(WHAT YOU NEED TO DO)
List every line below containing "page".

(ROWS)

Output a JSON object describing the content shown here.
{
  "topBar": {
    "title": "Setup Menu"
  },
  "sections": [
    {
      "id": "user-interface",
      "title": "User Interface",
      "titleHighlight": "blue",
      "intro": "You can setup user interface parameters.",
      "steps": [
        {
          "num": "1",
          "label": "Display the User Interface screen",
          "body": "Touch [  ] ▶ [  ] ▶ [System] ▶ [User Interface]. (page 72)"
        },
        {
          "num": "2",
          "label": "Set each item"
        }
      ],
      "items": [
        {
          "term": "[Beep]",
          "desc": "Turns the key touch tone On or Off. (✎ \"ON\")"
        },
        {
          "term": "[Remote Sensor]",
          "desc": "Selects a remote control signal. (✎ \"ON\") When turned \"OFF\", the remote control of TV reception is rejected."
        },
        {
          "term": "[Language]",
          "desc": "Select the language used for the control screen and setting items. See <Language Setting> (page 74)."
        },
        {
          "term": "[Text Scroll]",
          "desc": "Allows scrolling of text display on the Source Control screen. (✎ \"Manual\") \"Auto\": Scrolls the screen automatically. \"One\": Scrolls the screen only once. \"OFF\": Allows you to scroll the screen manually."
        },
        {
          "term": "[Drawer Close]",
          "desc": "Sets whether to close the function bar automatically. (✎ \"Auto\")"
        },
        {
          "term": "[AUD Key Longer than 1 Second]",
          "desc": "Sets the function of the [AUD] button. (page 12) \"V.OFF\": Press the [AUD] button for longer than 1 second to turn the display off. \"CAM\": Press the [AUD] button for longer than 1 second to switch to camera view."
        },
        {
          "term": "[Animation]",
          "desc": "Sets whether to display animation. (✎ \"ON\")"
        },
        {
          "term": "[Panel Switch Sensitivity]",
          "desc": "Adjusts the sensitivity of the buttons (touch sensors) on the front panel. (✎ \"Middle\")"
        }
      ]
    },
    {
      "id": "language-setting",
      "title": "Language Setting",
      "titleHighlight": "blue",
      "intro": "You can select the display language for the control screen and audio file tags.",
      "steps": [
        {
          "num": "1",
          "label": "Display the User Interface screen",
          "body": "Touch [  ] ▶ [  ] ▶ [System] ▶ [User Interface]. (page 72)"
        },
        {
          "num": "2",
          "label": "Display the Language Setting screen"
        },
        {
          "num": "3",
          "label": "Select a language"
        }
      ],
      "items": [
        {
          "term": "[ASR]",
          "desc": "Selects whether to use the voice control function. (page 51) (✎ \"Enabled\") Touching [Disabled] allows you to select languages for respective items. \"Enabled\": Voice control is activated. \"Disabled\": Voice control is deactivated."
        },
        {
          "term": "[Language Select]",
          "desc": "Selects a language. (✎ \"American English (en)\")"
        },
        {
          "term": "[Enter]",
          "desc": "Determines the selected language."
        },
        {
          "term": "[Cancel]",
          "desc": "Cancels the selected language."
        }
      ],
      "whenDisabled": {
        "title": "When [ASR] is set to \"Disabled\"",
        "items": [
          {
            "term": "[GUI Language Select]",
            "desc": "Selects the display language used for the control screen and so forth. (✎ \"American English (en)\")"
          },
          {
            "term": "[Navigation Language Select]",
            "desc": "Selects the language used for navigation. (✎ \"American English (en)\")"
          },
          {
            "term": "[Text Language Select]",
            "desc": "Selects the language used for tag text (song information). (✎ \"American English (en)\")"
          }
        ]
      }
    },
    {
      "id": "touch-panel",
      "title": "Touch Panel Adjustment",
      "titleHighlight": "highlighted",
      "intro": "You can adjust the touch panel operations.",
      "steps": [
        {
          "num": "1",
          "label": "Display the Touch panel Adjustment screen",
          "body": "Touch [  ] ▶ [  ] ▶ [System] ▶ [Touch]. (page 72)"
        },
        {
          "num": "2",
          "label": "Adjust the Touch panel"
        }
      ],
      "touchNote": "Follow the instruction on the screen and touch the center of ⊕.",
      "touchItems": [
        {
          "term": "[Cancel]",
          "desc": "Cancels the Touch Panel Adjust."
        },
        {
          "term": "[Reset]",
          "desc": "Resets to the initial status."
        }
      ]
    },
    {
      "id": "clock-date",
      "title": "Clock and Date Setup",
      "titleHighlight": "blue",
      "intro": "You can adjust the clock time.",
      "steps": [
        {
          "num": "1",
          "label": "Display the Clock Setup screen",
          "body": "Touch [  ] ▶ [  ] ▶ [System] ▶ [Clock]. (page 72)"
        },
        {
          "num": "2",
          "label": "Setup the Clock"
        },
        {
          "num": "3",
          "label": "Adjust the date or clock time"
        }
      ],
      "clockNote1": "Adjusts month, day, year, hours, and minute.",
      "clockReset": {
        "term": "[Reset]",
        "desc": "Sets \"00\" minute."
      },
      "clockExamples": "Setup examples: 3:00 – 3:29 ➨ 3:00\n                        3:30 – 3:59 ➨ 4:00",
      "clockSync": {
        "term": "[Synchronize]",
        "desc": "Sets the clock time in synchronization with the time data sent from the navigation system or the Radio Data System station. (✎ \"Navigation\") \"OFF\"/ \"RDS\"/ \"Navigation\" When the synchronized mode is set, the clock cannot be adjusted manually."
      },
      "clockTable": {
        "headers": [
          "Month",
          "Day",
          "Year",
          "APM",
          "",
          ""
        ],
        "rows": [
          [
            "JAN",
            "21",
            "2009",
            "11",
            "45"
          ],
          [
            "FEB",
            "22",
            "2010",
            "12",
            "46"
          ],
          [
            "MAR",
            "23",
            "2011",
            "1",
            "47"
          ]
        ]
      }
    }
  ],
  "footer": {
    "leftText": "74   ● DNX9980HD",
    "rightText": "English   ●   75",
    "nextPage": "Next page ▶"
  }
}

(RESULT)
          "body": "Touch [  ] ▶ [  ] ▶ [System] ▶ [User Interface]. (page 72)"
          "desc": "Select the language used for the control screen and setting items. See <Language Setting> (page 74)."
          "desc": "Sets the function of the [AUD] button. (page 12) \"V.OFF\": Press the [AUD] button for longer than 1 second to turn the display off. \"CAM\": Press the [AUD] button for longer than 1 second to switch to camera view."
          "body": "Touch [  ] ▶ [  ] ▶ [System] ▶ [User Interface]. (page 72)"
          "desc": "Selects whether to use the voice control function. (page 51) (✎ \"Enabled\") Touching [Disabled] allows you to select languages for respective items. \"Enabled\": Voice control is activated. \"Disabled\": Voice control is deactivated."
          "body": "Touch [  ] ▶ [  ] ▶ [System] ▶ [Touch]. (page 72)"
          "body": "Touch [  ] ▶ [  ] ▶ [System] ▶ [Clock]. (page 72)"
    "nextPage": "Next page ▶"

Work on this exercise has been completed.